-- BEGIN Data listing --
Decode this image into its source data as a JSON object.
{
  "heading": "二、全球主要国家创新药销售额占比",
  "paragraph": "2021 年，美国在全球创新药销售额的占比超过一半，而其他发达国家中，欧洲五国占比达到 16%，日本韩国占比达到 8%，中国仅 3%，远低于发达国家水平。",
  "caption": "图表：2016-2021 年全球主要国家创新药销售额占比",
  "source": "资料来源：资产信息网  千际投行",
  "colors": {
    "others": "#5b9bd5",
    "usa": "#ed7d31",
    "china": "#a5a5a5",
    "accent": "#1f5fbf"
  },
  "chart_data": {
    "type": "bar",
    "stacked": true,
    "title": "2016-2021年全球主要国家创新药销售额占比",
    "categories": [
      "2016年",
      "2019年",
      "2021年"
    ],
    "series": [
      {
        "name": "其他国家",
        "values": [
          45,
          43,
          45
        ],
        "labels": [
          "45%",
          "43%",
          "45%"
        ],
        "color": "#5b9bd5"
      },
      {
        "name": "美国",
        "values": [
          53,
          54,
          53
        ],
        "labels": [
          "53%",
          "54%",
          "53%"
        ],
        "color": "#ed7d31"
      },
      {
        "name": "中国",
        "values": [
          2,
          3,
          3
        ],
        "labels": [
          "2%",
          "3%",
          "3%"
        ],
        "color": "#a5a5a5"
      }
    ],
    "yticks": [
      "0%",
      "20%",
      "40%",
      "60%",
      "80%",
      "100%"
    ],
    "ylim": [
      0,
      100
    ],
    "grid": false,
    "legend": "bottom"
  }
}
-- END Data listing --
What is needed. Tell how many lines in the material contain the word "source". Only the number is wanted.

Task output. 2